* _Material to process_
........

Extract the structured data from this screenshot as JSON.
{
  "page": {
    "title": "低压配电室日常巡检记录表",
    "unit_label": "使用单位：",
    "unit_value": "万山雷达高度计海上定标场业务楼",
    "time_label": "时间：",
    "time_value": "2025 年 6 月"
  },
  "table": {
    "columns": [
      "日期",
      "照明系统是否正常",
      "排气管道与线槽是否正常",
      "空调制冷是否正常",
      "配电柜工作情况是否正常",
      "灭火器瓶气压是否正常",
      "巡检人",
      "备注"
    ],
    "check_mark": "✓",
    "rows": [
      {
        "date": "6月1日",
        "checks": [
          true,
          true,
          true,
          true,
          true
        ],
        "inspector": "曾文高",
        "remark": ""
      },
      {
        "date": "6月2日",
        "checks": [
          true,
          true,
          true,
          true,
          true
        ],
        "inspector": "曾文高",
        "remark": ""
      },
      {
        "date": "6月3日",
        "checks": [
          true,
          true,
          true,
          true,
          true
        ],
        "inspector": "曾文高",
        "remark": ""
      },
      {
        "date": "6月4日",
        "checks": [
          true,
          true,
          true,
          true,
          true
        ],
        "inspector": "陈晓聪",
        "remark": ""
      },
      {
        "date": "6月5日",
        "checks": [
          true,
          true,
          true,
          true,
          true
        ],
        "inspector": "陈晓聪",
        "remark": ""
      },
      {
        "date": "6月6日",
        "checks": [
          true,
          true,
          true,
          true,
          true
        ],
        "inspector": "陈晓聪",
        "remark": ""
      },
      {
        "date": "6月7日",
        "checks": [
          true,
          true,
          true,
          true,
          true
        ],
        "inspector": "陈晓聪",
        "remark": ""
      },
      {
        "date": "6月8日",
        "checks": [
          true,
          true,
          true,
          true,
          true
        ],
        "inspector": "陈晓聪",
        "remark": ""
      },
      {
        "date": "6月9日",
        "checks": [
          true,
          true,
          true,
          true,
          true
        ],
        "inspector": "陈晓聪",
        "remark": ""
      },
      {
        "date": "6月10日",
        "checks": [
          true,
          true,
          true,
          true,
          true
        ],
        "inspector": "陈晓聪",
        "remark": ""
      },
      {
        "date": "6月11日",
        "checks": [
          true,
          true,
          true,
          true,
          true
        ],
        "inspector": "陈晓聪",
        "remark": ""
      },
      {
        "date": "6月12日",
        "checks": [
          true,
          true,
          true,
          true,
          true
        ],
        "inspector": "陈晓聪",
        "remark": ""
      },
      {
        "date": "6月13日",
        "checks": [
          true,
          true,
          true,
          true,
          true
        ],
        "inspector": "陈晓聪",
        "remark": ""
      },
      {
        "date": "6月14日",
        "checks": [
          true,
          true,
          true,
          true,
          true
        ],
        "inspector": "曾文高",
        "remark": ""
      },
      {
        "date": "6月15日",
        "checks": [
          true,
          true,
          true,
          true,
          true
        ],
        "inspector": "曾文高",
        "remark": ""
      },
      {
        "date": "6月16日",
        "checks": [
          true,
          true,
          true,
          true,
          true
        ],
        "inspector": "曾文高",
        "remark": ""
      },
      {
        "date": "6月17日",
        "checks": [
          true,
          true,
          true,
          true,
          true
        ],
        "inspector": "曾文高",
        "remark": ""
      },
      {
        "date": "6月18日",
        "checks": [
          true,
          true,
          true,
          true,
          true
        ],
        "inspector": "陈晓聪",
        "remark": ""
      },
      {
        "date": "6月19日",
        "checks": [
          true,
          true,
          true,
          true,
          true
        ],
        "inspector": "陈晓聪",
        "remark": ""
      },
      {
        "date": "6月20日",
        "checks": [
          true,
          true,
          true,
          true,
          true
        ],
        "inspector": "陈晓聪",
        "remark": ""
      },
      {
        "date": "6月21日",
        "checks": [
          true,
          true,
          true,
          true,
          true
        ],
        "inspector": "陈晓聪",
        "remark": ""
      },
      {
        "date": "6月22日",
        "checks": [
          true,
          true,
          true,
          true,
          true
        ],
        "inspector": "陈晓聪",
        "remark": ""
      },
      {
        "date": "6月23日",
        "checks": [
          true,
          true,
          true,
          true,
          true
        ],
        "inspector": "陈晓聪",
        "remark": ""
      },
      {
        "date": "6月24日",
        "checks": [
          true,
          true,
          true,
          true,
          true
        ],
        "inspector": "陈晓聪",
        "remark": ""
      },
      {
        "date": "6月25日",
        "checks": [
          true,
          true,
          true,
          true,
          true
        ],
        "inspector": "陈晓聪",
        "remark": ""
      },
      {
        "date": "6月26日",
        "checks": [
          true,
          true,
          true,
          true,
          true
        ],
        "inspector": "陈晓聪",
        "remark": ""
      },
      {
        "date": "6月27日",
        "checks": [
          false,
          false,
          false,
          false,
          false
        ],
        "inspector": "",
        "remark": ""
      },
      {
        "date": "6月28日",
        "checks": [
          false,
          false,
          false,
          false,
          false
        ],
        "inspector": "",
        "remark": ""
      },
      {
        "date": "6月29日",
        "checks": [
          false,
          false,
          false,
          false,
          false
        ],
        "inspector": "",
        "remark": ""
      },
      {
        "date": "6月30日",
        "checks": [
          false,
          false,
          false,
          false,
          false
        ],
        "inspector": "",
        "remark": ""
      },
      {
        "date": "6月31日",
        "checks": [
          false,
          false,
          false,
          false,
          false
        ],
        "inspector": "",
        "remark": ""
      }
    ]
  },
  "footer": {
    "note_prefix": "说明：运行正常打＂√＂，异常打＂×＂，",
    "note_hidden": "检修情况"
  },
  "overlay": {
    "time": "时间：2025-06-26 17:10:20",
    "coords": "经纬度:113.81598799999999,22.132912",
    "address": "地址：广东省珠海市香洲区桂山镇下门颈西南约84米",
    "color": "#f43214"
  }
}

........

* _Exercise description_
Output the complete data exactly as written.

* _Worked answer_
Extract the structured data from this screenshot as JSON.
{
  "page": {
    "title": "低压配电室日常巡检记录表",
    "unit_label": "使用单位：",
    "unit_value": "万山雷达高度计海上定标场业务楼",
    "time_label": "时间：",
    "time_value": "2025 年 6 月"
  },
  "table": {
    "columns": [
      "日期",
      "照明系统是否正常",
      "排气管道与线槽是否正常",
      "空调制冷是否正常",
      "配电柜工作情况是否正常",
      "灭火器瓶气压是否正常",
      "巡检人",
      "备注"
    ],
    "check_mark": "✓",
    "rows": [
      {
        "date": "6月1日",
        "checks": [
          true,
          true,
          true,
          true,
          true
        ],
        "inspector": "曾文高",
        "remark": ""
      },
      {
        "date": "6月2日",
        "checks": [
          true,
          true,
          true,
          true,
          true
        ],
        "inspector": "曾文高",
        "remark": ""
      },
      {
        "date": "6月3日",
        "checks": [
          true,
          true,
          true,
          true,
          true
        ],
        "inspector": "曾文高",
        "remark": ""
      },
      {
        "date": "6月4日",
        "checks": [
          true,
          true,
          true,
          true,
          true
        ],
        "inspector": "陈晓聪",
        "remark": ""
      },
      {
        "date": "6月5日",
        "checks": [
          true,
          true,
          true,
          true,
          true
        ],
        "inspector": "陈晓聪",
        "remark": ""
      },
      {
        "date": "6月6日",
        "checks": [
          true,
          true,
          true,
          true,
          true
        ],
        "inspector": "陈晓聪",
        "remark": ""
      },
      {
        "date": "6月7日",
        "checks": [
          true,
          true,
          true,
          true,
          true
        ],
        "inspector": "陈晓聪",
        "remark": ""
      },
      {
        "date": "6月8日",
        "checks": [
          true,
          true,
          true,
          true,
          true
        ],
        "inspector": "陈晓聪",
        "remark": ""
      },
      {
        "date": "6月9日",
        "checks": [
          true,
          true,
          true,
          true,
          true
        ],
        "inspector": "陈晓聪",
        "remark": ""
      },
      {
        "date": "6月10日",
        "checks": [
          true,
          true,
          true,
          true,
          true
        ],
        "inspector": "陈晓聪",
        "remark": ""
      },
      {
        "date": "6月11日",
        "checks": [
          true,
          true,
          true,
          true,
          true
        ],
        "inspector": "陈晓聪",
        "remark": ""
      },
      {
        "date": "6月12日",
        "checks": [
          true,
          true,
          true,
          true,
          true
        ],
        "inspector": "陈晓聪",
        "remark": ""
      },
      {
        "date": "6月13日",
        "checks": [
          true,
          true,
          true,
          true,
          true
        ],
        "inspector": "陈晓聪",
        "remark": ""
      },
      {
        "date": "6月14日",
        "checks": [
          true,
          true,
          true,
          true,
          true
        ],
        "inspector": "曾文高",
        "remark": ""
      },
      {
        "date": "6月15日",
        "checks": [
          true,
          true,
          true,
          true,
          true
        ],
        "inspector": "曾文高",
        "remark": ""
      },
      {
        "date": "6月16日",
        "checks": [
          true,
          true,
          true,
          true,
          true
        ],
        "inspector": "曾文高",
        "remark": ""
      },
      {
        "date": "6月17日",
        "checks": [
          true,
          true,
          true,
          true,
          true
        ],
        "inspector": "曾文高",
        "remark": ""
      },
      {
        "date": "6月18日",
        "checks": [
          true,
          true,
          true,
          true,
          true
        ],
        "inspector": "陈晓聪",
        "remark": ""
      },
      {
        "date": "6月19日",
        "checks": [
          true,
          true,
          true,
          true,
          true
        ],
        "inspector": "陈晓聪",
        "remark": ""
      },
      {
        "date": "6月20日",
        "checks": [
          true,
          true,
          true,
          true,
          true
        ],
        "inspector": "陈晓聪",
        "remark": ""
      },
      {
        "date": "6月21日",
        "checks": [
          true,
          true,
          true,
          true,
          true
        ],
        "inspector": "陈晓聪",
        "remark": ""
      },
      {
        "date": "6月22日",
        "checks": [
          true,
          true,
          true,
          true,
          true
        ],
        "inspector": "陈晓聪",
        "remark": ""
      },
      {
        "date": "6月23日",
        "checks": [
          true,
          true,
          true,
          true,
          true
        ],
        "inspector": "陈晓聪",
        "remark": ""
      },
      {
        "date": "6月24日",
        "checks": [
          true,
          true,
          true,
          true,
          true
        ],
        "inspector": "陈晓聪",
        "remark": ""
      },
      {
        "date": "6月25日",
        "checks": [
          true,
          true,
          true,
          true,
          true
        ],
        "inspector": "陈晓聪",
        "remark": ""
      },
      {
        "date": "6月26日",
        "checks": [
          true,
          true,
          true,
          true,
          true
        ],
        "inspector": "陈晓聪",
        "remark": ""
      },
      {
        "date": "6月27日",
        "checks": [
          false,
          false,
          false,
          false,
          false
        ],
        "inspector": "",
        "remark": ""
      },
      {
        "date": "6月28日",
        "checks": [
          false,
          false,
          false,
          false,
          false
        ],
        "inspector": "",
        "remark": ""
      },
      {
        "date": "6月29日",
        "checks": [
          false,
          false,
          false,
          false,
          false
        ],
        "inspector": "",
        "remark": ""
      },
      {
        "date": "6月30日",
        "checks": [
          false,
          false,
          false,
          false,
          false
        ],
        "inspector": "",
        "remark": ""
      },
      {
        "date": "6月31日",
        "checks": [
          false,
          false,
          false,
          false,
          false
        ],
        "inspector": "",
        "remark": ""
      }
    ]
  },
  "footer": {
    "note_prefix": "说明：运行正常打＂√＂，异常打＂×＂，",
    "note_hidden": "检修情况"
  },
  "overlay": {
    "time": "时间：2025-06-26 17:10:20",
    "coords": "经纬度:113.81598799999999,22.132912",
    "address": "地址：广东省珠海市香洲区桂山镇下门颈西南约84米",
    "color": "#f43214"
  }
}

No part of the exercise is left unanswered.